[start of Material supplied]

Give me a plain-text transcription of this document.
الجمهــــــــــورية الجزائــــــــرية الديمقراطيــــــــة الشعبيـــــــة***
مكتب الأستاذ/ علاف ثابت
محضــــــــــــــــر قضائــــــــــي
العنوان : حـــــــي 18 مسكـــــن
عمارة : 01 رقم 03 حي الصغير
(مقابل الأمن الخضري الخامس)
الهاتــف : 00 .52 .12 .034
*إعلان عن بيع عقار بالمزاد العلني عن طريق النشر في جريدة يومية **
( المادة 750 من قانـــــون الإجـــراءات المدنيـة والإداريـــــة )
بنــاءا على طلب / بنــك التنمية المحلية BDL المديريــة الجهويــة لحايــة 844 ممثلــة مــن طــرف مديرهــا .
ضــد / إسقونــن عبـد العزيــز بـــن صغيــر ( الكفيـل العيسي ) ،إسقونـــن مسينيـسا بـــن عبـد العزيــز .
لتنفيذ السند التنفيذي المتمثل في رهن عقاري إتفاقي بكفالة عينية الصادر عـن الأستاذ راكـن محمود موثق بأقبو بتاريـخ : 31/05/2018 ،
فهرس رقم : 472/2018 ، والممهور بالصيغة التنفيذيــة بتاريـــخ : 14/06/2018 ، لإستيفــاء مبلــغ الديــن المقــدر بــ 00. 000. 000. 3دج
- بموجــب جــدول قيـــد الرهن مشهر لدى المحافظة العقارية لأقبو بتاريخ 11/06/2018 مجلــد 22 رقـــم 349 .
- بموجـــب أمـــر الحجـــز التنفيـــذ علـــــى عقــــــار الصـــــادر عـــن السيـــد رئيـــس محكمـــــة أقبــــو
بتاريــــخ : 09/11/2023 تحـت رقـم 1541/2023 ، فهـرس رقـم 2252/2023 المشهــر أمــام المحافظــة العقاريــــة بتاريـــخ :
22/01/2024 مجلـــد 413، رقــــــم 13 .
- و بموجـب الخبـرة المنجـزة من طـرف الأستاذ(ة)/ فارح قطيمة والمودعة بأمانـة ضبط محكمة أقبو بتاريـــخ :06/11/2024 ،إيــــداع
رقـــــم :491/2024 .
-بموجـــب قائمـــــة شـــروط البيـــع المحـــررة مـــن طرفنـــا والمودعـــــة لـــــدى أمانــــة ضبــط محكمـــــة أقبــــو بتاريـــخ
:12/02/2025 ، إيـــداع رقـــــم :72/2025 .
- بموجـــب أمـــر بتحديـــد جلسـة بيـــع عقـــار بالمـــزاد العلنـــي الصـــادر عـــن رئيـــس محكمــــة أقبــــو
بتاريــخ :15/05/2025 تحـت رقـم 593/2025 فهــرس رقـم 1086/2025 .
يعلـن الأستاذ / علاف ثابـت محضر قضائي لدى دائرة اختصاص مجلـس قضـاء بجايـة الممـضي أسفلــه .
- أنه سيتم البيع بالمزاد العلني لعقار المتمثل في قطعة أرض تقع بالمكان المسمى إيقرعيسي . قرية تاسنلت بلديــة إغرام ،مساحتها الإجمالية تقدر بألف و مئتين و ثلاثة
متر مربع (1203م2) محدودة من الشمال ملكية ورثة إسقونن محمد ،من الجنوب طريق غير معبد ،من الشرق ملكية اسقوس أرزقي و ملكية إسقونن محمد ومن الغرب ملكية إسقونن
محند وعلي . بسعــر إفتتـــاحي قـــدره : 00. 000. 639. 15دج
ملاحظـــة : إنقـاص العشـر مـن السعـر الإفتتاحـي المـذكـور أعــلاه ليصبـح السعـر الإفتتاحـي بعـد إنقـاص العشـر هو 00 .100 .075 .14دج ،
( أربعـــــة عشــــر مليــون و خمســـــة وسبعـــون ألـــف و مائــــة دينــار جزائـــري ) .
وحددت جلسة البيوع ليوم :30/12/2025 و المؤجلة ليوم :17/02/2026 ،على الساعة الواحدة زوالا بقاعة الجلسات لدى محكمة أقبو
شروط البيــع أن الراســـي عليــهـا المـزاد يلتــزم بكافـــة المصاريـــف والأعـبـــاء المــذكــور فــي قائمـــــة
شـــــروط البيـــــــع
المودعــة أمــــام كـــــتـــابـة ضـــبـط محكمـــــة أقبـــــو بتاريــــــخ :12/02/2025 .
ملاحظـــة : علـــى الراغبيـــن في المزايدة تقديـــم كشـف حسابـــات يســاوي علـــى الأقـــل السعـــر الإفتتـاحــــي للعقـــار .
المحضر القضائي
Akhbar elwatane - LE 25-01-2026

[end of Material supplied]

● **Problem**: The records above must be output exactly, in full.

● **The result**:
Give me a plain-text transcription of this document.
الجمهــــــــــورية الجزائــــــــرية الديمقراطيــــــــة الشعبيـــــــة***
مكتب الأستاذ/ علاف ثابت
محضــــــــــــــــر قضائــــــــــي
العنوان : حـــــــي 18 مسكـــــن
عمارة : 01 رقم 03 حي الصغير
(مقابل الأمن الخضري الخامس)
الهاتــف : 00 .52 .12 .034
*إعلان عن بيع عقار بالمزاد العلني عن طريق النشر في جريدة يومية **
( المادة 750 من قانـــــون الإجـــراءات المدنيـة والإداريـــــة )
بنــاءا على طلب / بنــك التنمية المحلية BDL المديريــة الجهويــة لحايــة 844 ممثلــة مــن طــرف مديرهــا .
ضــد / إسقونــن عبـد العزيــز بـــن صغيــر ( الكفيـل العيسي ) ،إسقونـــن مسينيـسا بـــن عبـد العزيــز .
لتنفيذ السند التنفيذي المتمثل في رهن عقاري إتفاقي بكفالة عينية الصادر عـن الأستاذ راكـن محمود موثق بأقبو بتاريـخ : 31/05/2018 ،
فهرس رقم : 472/2018 ، والممهور بالصيغة التنفيذيــة بتاريـــخ : 14/06/2018 ، لإستيفــاء مبلــغ الديــن المقــدر بــ 00. 000. 000. 3دج
- بموجــب جــدول قيـــد الرهن مشهر لدى المحافظة العقارية لأقبو بتاريخ 11/06/2018 مجلــد 22 رقـــم 349 .
- بموجـــب أمـــر الحجـــز التنفيـــذ علـــــى عقــــــار الصـــــادر عـــن السيـــد رئيـــس محكمـــــة أقبــــو
بتاريــــخ : 09/11/2023 تحـت رقـم 1541/2023 ، فهـرس رقـم 2252/2023 المشهــر أمــام المحافظــة العقاريــــة بتاريـــخ :
22/01/2024 مجلـــد 413، رقــــــم 13 .
- و بموجـب الخبـرة المنجـزة من طـرف الأستاذ(ة)/ فارح قطيمة والمودعة بأمانـة ضبط محكمة أقبو بتاريـــخ :06/11/2024 ،إيــــداع
رقـــــم :491/2024 .
-بموجـــب قائمـــــة شـــروط البيـــع المحـــررة مـــن طرفنـــا والمودعـــــة لـــــدى أمانــــة ضبــط محكمـــــة أقبــــو بتاريـــخ
:12/02/2025 ، إيـــداع رقـــــم :72/2025 .
- بموجـــب أمـــر بتحديـــد جلسـة بيـــع عقـــار بالمـــزاد العلنـــي الصـــادر عـــن رئيـــس محكمــــة أقبــــو
بتاريــخ :15/05/2025 تحـت رقـم 593/2025 فهــرس رقـم 1086/2025 .
يعلـن الأستاذ / علاف ثابـت محضر قضائي لدى دائرة اختصاص مجلـس قضـاء بجايـة الممـضي أسفلــه .
- أنه سيتم البيع بالمزاد العلني لعقار المتمثل في قطعة أرض تقع بالمكان المسمى إيقرعيسي . قرية تاسنلت بلديــة إغرام ،مساحتها الإجمالية تقدر بألف و مئتين و ثلاثة
متر مربع (1203م2) محدودة من الشمال ملكية ورثة إسقونن محمد ،من الجنوب طريق غير معبد ،من الشرق ملكية اسقوس أرزقي و ملكية إسقونن محمد ومن الغرب ملكية إسقونن
محند وعلي . بسعــر إفتتـــاحي قـــدره : 00. 000. 639. 15دج
ملاحظـــة : إنقـاص العشـر مـن السعـر الإفتتاحـي المـذكـور أعــلاه ليصبـح السعـر الإفتتاحـي بعـد إنقـاص العشـر هو 00 .100 .075 .14دج ،
( أربعـــــة عشــــر مليــون و خمســـــة وسبعـــون ألـــف و مائــــة دينــار جزائـــري ) .
وحددت جلسة البيوع ليوم :30/12/2025 و المؤجلة ليوم :17/02/2026 ،على الساعة الواحدة زوالا بقاعة الجلسات لدى محكمة أقبو
شروط البيــع أن الراســـي عليــهـا المـزاد يلتــزم بكافـــة المصاريـــف والأعـبـــاء المــذكــور فــي قائمـــــة
شـــــروط البيـــــــع
المودعــة أمــــام كـــــتـــابـة ضـــبـط محكمـــــة أقبـــــو بتاريــــــخ :12/02/2025 .
ملاحظـــة : علـــى الراغبيـــن في المزايدة تقديـــم كشـف حسابـــات يســاوي علـــى الأقـــل السعـــر الإفتتـاحــــي للعقـــار .
المحضر القضائي
Akhbar elwatane - LE 25-01-2026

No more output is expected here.